Convert the lines that open with the one containing "Patent image size: (867, 610)." and close with the one containing "The photodetector PD2 is at (698, 279)." into a numbered list, omitting any blank lines.

[start of Dataset extract]

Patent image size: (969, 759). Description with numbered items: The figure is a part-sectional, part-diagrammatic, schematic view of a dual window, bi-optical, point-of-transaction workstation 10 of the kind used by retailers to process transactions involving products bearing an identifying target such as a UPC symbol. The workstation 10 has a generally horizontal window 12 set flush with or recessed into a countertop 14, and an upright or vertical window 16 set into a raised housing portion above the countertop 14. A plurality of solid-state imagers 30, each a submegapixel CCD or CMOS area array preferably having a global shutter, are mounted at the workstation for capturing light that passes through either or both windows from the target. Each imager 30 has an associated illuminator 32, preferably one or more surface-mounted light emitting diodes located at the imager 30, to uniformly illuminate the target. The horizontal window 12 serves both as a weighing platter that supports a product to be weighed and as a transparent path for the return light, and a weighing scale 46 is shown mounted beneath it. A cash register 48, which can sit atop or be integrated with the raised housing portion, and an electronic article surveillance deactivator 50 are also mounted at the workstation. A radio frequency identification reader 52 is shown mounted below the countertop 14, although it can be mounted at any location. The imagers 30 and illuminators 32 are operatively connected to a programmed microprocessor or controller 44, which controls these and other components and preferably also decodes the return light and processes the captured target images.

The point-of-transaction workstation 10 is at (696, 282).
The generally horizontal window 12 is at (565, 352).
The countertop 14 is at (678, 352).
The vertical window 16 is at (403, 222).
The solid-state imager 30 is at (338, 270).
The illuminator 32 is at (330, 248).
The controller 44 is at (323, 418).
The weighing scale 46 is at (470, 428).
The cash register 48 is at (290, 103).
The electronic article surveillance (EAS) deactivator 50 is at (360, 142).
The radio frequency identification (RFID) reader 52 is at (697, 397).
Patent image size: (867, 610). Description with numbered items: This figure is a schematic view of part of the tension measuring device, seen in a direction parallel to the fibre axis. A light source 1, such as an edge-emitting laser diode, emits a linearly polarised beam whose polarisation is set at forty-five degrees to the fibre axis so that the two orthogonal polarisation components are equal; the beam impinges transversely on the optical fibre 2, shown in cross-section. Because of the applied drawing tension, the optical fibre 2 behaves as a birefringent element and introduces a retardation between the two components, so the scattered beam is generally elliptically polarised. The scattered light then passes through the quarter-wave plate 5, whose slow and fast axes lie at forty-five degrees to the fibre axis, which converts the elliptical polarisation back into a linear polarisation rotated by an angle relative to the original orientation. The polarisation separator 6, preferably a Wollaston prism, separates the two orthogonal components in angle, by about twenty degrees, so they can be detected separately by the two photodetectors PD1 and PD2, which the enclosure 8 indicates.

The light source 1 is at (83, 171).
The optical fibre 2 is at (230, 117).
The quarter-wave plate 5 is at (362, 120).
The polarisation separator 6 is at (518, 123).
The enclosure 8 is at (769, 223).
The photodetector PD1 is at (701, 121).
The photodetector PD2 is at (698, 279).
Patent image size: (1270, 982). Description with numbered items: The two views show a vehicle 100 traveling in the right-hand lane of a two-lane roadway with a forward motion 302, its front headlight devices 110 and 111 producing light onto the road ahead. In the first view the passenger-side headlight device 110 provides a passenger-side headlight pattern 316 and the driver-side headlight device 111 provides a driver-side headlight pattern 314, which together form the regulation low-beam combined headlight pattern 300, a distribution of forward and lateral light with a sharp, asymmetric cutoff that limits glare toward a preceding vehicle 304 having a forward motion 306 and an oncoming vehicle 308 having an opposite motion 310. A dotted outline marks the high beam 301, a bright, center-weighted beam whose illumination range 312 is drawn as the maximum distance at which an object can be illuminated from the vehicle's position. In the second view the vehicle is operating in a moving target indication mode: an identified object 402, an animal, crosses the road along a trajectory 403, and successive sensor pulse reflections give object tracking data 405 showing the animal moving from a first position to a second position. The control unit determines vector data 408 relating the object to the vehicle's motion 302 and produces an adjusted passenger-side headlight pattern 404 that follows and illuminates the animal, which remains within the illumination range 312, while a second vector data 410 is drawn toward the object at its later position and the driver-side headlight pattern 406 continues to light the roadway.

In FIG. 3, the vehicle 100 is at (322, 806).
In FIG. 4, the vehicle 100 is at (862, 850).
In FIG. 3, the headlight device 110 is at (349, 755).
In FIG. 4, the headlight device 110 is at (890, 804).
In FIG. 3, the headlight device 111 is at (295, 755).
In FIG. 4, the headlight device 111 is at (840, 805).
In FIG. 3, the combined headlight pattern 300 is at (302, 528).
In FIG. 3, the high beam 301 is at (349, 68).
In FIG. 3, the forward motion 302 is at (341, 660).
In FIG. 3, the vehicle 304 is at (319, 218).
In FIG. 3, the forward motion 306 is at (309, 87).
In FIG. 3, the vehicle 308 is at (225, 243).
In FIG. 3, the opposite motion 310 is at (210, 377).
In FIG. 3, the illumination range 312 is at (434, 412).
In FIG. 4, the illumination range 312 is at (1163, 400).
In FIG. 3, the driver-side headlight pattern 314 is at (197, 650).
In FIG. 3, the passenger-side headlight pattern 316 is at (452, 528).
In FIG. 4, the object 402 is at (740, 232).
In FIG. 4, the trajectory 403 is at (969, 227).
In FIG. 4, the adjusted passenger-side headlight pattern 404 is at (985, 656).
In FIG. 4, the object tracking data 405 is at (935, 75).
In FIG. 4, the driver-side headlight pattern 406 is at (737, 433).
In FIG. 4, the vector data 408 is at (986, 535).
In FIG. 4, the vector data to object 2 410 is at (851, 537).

[end of Dataset extract]

__Answer to this exercise__.
1. Patent image size: (867, 610). Description with numbered items: This figure is a schematic view of part of the tension measuring device, seen in a direction parallel to the fibre axis. A light source 1, such as an edge-emitting laser diode, emits a linearly polarised beam whose polarisation is set at forty-five degrees to the fibre axis so that the two orthogonal polarisation components are equal; the beam impinges transversely on the optical fibre 2, shown in cross-section. Because of the applied drawing tension, the optical fibre 2 behaves as a birefringent element and introduces a retardation between the two components, so the scattered beam is generally elliptically polarised. The scattered light then passes through the quarter-wave plate 5, whose slow and fast axes lie at forty-five degrees to the fibre axis, which converts the elliptical polarisation back into a linear polarisation rotated by an angle relative to the original orientation. The polarisation separator 6, preferably a Wollaston prism, separates the two orthogonal components in angle, by about twenty degrees, so they can be detected separately by the two photodetectors PD1 and PD2, which the enclosure 8 indicates.
2. The light source 1 is at (83, 171).
3. The optical fibre 2 is at (230, 117).
4. The quarter-wave plate 5 is at (362, 120).
5. The polarisation separator 6 is at (518, 123).
6. The enclosure 8 is at (769, 223).
7. The photodetector PD1 is at (701, 121).
8. The photodetector PD2 is at (698, 279).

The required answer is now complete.